■ Given task
Search the records below for the word "club" and show every line where it occurs.

■ Dataset items
########################################

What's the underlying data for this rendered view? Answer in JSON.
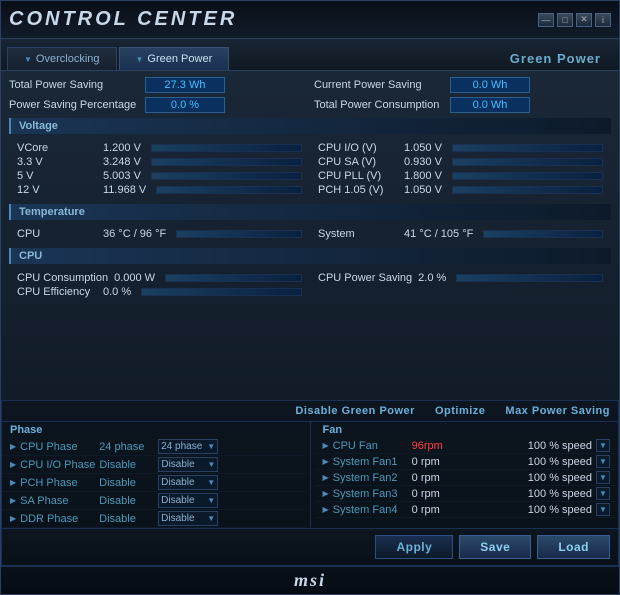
{
  "window": {
    "title": "Control Center",
    "controls": [
      "—",
      "□",
      "✕",
      "i"
    ]
  },
  "tabs": [
    {
      "label": "Overclocking",
      "active": false
    },
    {
      "label": "Green Power",
      "active": true
    }
  ],
  "section_label": "Green Power",
  "power_stats": {
    "total_power_saving_label": "Total Power Saving",
    "total_power_saving_value": "27.3 Wh",
    "power_saving_pct_label": "Power Saving Percentage",
    "power_saving_pct_value": "0.0 %",
    "current_power_saving_label": "Current Power Saving",
    "current_power_saving_value": "0.0 Wh",
    "total_power_consumption_label": "Total Power Consumption",
    "total_power_consumption_value": "0.0 Wh"
  },
  "voltage_section": {
    "header": "Voltage",
    "items": [
      {
        "key": "VCore",
        "val": "1.200 V"
      },
      {
        "key": "CPU I/O (V)",
        "val": "1.050 V"
      },
      {
        "key": "3.3 V",
        "val": "3.248 V"
      },
      {
        "key": "CPU SA (V)",
        "val": "0.930 V"
      },
      {
        "key": "5 V",
        "val": "5.003 V"
      },
      {
        "key": "CPU PLL (V)",
        "val": "1.800 V"
      },
      {
        "key": "12 V",
        "val": "11.968 V"
      },
      {
        "key": "PCH 1.05 (V)",
        "val": "1.050 V"
      }
    ]
  },
  "temperature_section": {
    "header": "Temperature",
    "items": [
      {
        "key": "CPU",
        "val": "36 °C / 96 °F"
      },
      {
        "key": "System",
        "val": "41 °C / 105 °F"
      }
    ]
  },
  "cpu_section": {
    "header": "CPU",
    "items": [
      {
        "key": "CPU Consumption",
        "val": "0.000 W"
      },
      {
        "key": "CPU Power Saving",
        "val": "2.0 %"
      },
      {
        "key": "CPU Efficiency",
        "val": "0.0 %"
      },
      {
        "key": "",
        "val": ""
      }
    ]
  },
  "bottom_headers": {
    "disable": "Disable Green Power",
    "optimize": "Optimize",
    "max_power": "Max Power Saving"
  },
  "phase_col_header": "Phase",
  "fan_col_header": "Fan",
  "phase_rows": [
    {
      "label": "CPU Phase",
      "value": "24 phase",
      "select": "24 phase",
      "value_color": "blue"
    },
    {
      "label": "CPU I/O Phase",
      "value": "Disable",
      "select": "Disable",
      "value_color": "blue"
    },
    {
      "label": "PCH Phase",
      "value": "Disable",
      "select": "Disable",
      "value_color": "blue"
    },
    {
      "label": "SA Phase",
      "value": "Disable",
      "select": "Disable",
      "value_color": "blue"
    },
    {
      "label": "DDR Phase",
      "value": "Disable",
      "select": "Disable",
      "value_color": "blue"
    }
  ],
  "fan_rows": [
    {
      "label": "CPU Fan",
      "value": "96rpm",
      "speed": "100 % speed",
      "value_color": "red"
    },
    {
      "label": "System Fan1",
      "value": "0 rpm",
      "speed": "100 % speed",
      "value_color": "normal"
    },
    {
      "label": "System Fan2",
      "value": "0 rpm",
      "speed": "100 % speed",
      "value_color": "normal"
    },
    {
      "label": "System Fan3",
      "value": "0 rpm",
      "speed": "100 % speed",
      "value_color": "normal"
    },
    {
      "label": "System Fan4",
      "value": "0 rpm",
      "speed": "100 % speed",
      "value_color": "normal"
    }
  ],
  "buttons": {
    "apply": "Apply",
    "save": "Save",
    "load": "Load"
  },
  "msi_logo": "msi"
}
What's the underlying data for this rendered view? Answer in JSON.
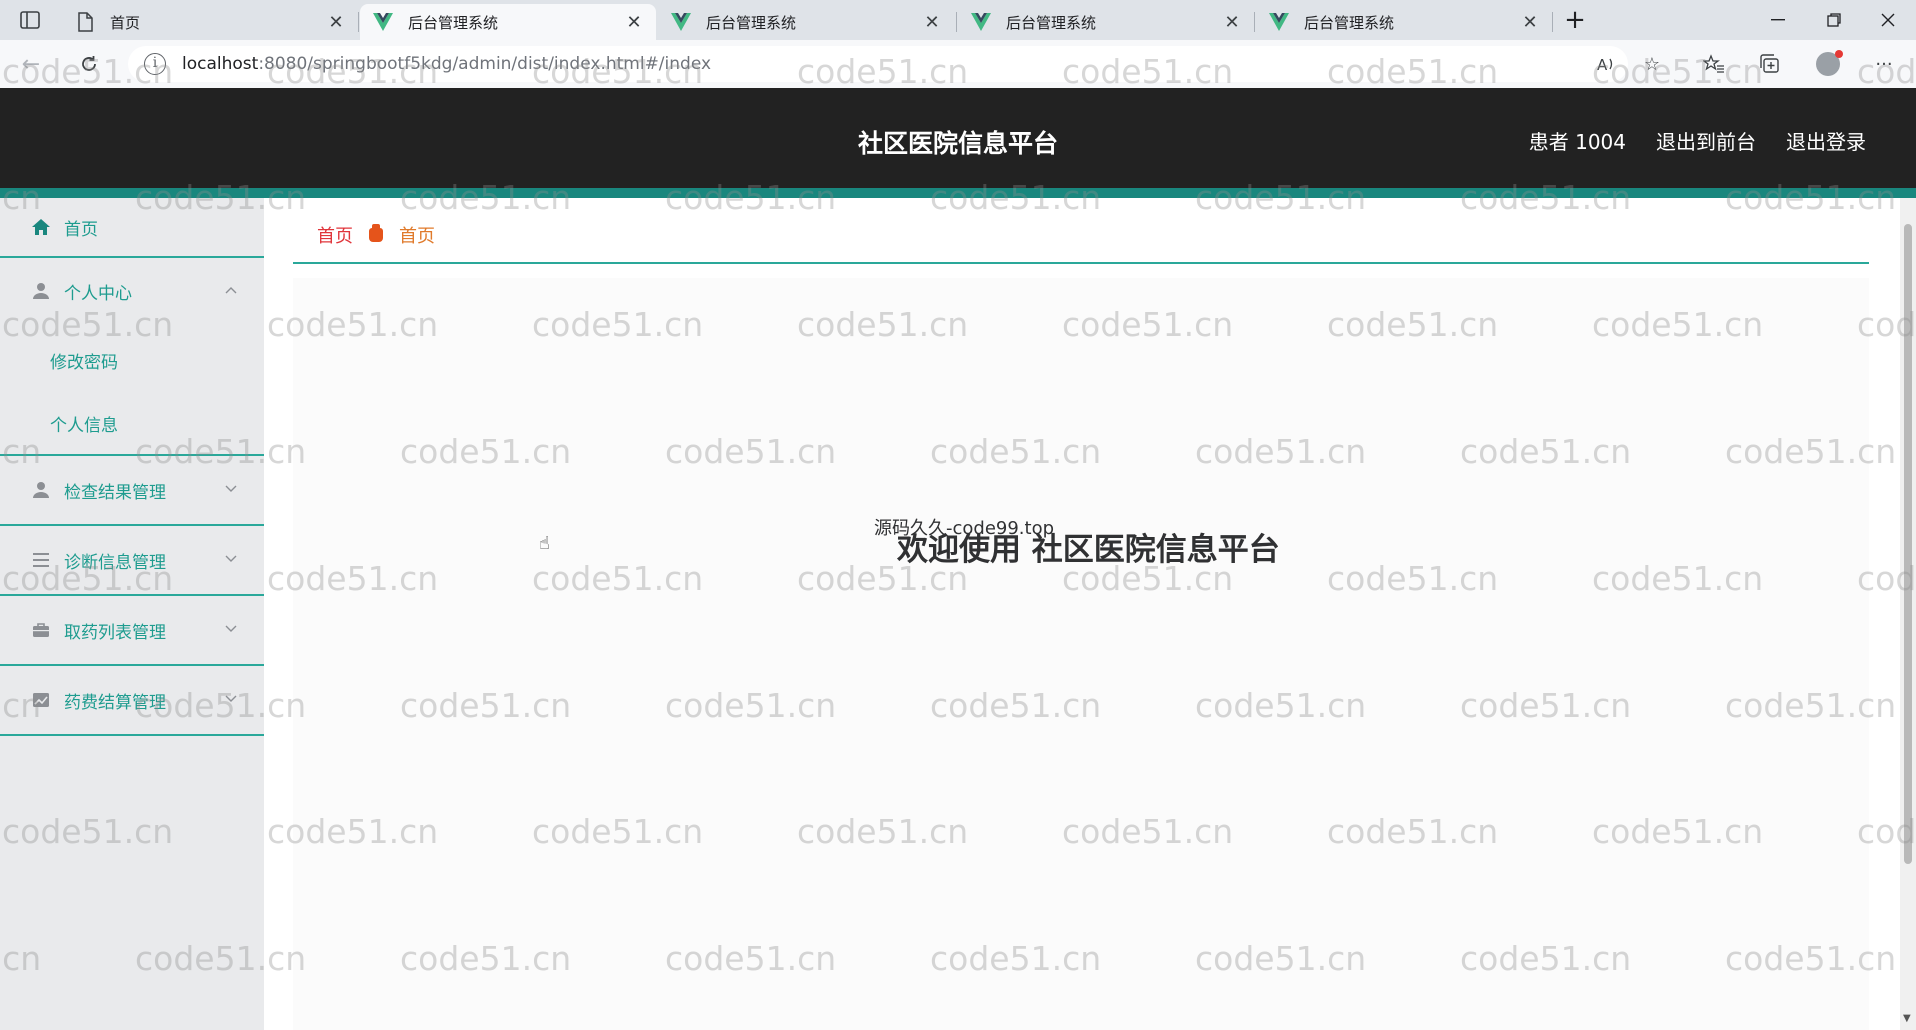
{
  "browser": {
    "tabs": [
      {
        "title": "首页",
        "icon": "page-icon",
        "active": false
      },
      {
        "title": "后台管理系统",
        "icon": "vue-icon",
        "active": true
      },
      {
        "title": "后台管理系统",
        "icon": "vue-icon",
        "active": false
      },
      {
        "title": "后台管理系统",
        "icon": "vue-icon",
        "active": false
      },
      {
        "title": "后台管理系统",
        "icon": "vue-icon",
        "active": false
      }
    ],
    "url_host": "localhost",
    "url_path": ":8080/springbootf5kdg/admin/dist/index.html#/index"
  },
  "header": {
    "title": "社区医院信息平台",
    "user_label": "患者 1004",
    "to_front_label": "退出到前台",
    "logout_label": "退出登录"
  },
  "sidebar": {
    "home": "首页",
    "personal_center": {
      "label": "个人中心",
      "children": [
        "修改密码",
        "个人信息"
      ]
    },
    "exam_results": "检查结果管理",
    "diagnosis_info": "诊断信息管理",
    "pickup_list": "取药列表管理",
    "fee_settlement": "药费结算管理"
  },
  "breadcrumb": {
    "home": "首页",
    "current": "首页"
  },
  "main": {
    "welcome": "欢迎使用 社区医院信息平台",
    "overlay_note": "源码久久-code99.top"
  },
  "watermark": "code51.cn",
  "colors": {
    "header_bg": "#222222",
    "accent_teal": "#19877e",
    "menu_text": "#1e9c8f",
    "breadcrumb_home": "#e0353b",
    "breadcrumb_current": "#e07a2b"
  }
}
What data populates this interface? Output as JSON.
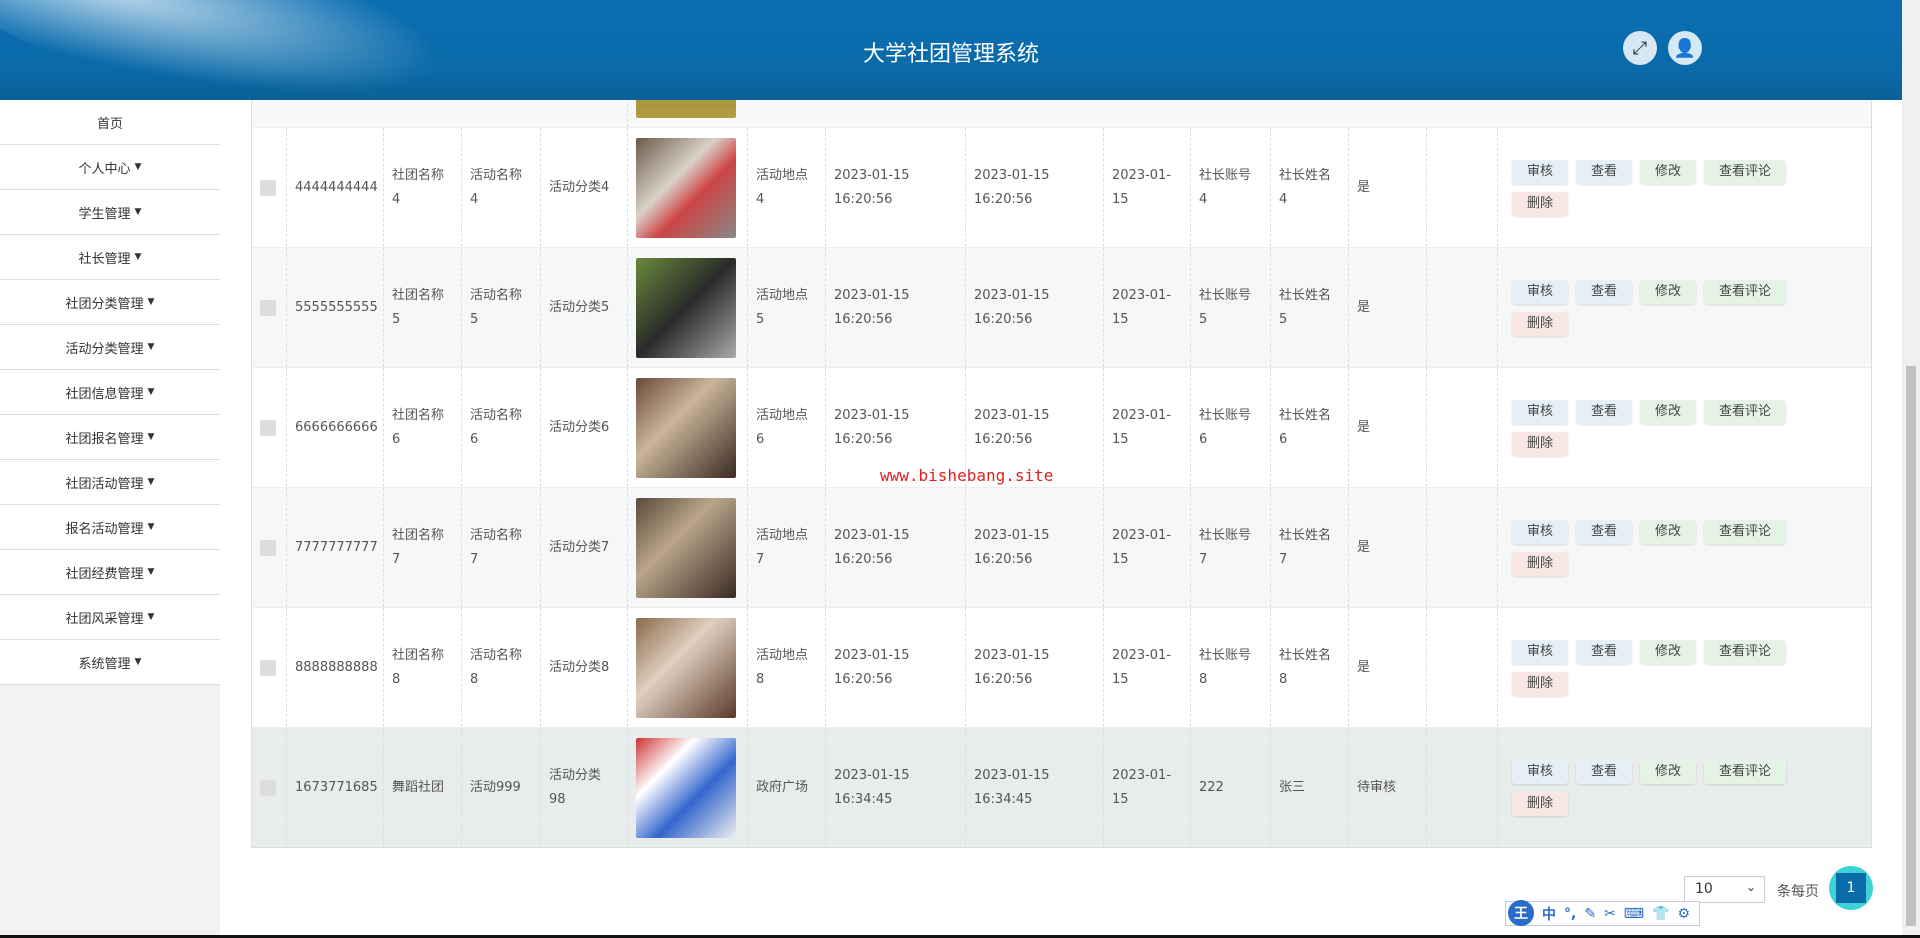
{
  "header": {
    "title": "大学社团管理系统",
    "fullscreen_icon": "expand-icon",
    "user_icon": "user-icon"
  },
  "sidebar": {
    "items": [
      {
        "label": "首页",
        "caret": false
      },
      {
        "label": "个人中心",
        "caret": true
      },
      {
        "label": "学生管理",
        "caret": true
      },
      {
        "label": "社长管理",
        "caret": true
      },
      {
        "label": "社团分类管理",
        "caret": true
      },
      {
        "label": "活动分类管理",
        "caret": true
      },
      {
        "label": "社团信息管理",
        "caret": true
      },
      {
        "label": "社团报名管理",
        "caret": true
      },
      {
        "label": "社团活动管理",
        "caret": true
      },
      {
        "label": "报名活动管理",
        "caret": true
      },
      {
        "label": "社团经费管理",
        "caret": true
      },
      {
        "label": "社团风采管理",
        "caret": true
      },
      {
        "label": "系统管理",
        "caret": true
      }
    ]
  },
  "table": {
    "actions": {
      "review": "审核",
      "view": "查看",
      "edit": "修改",
      "comments": "查看评论",
      "delete": "删除"
    },
    "rows": [
      {
        "id": "4444444444",
        "club": "社团名称\n4",
        "activity": "活动名称\n4",
        "category": "活动分类4",
        "location": "活动地点\n4",
        "start": "2023-01-15\n16:20:56",
        "end": "2023-01-15\n16:20:56",
        "date": "2023-01-\n15",
        "account": "社长账号\n4",
        "leader": "社长姓名\n4",
        "status": "是"
      },
      {
        "id": "5555555555",
        "club": "社团名称\n5",
        "activity": "活动名称\n5",
        "category": "活动分类5",
        "location": "活动地点\n5",
        "start": "2023-01-15\n16:20:56",
        "end": "2023-01-15\n16:20:56",
        "date": "2023-01-\n15",
        "account": "社长账号\n5",
        "leader": "社长姓名\n5",
        "status": "是"
      },
      {
        "id": "6666666666",
        "club": "社团名称\n6",
        "activity": "活动名称\n6",
        "category": "活动分类6",
        "location": "活动地点\n6",
        "start": "2023-01-15\n16:20:56",
        "end": "2023-01-15\n16:20:56",
        "date": "2023-01-\n15",
        "account": "社长账号\n6",
        "leader": "社长姓名\n6",
        "status": "是"
      },
      {
        "id": "7777777777",
        "club": "社团名称\n7",
        "activity": "活动名称\n7",
        "category": "活动分类7",
        "location": "活动地点\n7",
        "start": "2023-01-15\n16:20:56",
        "end": "2023-01-15\n16:20:56",
        "date": "2023-01-\n15",
        "account": "社长账号\n7",
        "leader": "社长姓名\n7",
        "status": "是"
      },
      {
        "id": "8888888888",
        "club": "社团名称\n8",
        "activity": "活动名称\n8",
        "category": "活动分类8",
        "location": "活动地点\n8",
        "start": "2023-01-15\n16:20:56",
        "end": "2023-01-15\n16:20:56",
        "date": "2023-01-\n15",
        "account": "社长账号\n8",
        "leader": "社长姓名\n8",
        "status": "是"
      },
      {
        "id": "1673771685",
        "club": "舞蹈社团",
        "activity": "活动999",
        "category": "活动分类\n98",
        "location": "政府广场",
        "start": "2023-01-15\n16:34:45",
        "end": "2023-01-15\n16:34:45",
        "date": "2023-01-\n15",
        "account": "222",
        "leader": "张三",
        "status": "待审核"
      }
    ]
  },
  "watermark": "www.bishebang.site",
  "pagination": {
    "page_size": "10",
    "per_page_label": "条每页",
    "current_page": "1"
  },
  "ime_toolbar": {
    "logo": "王",
    "mode": "中",
    "icons": [
      "punctuation-icon",
      "pen-icon",
      "scissors-icon",
      "keyboard-icon",
      "shirt-icon",
      "gear-icon"
    ]
  }
}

########################################

■ Expected answer
        "club": "社团名称\n4",
        "club": "社团名称\n5",
        "club": "社团名称\n6",
        "club": "社团名称\n7",
        "club": "社团名称\n8",
        "club": "舞蹈社团",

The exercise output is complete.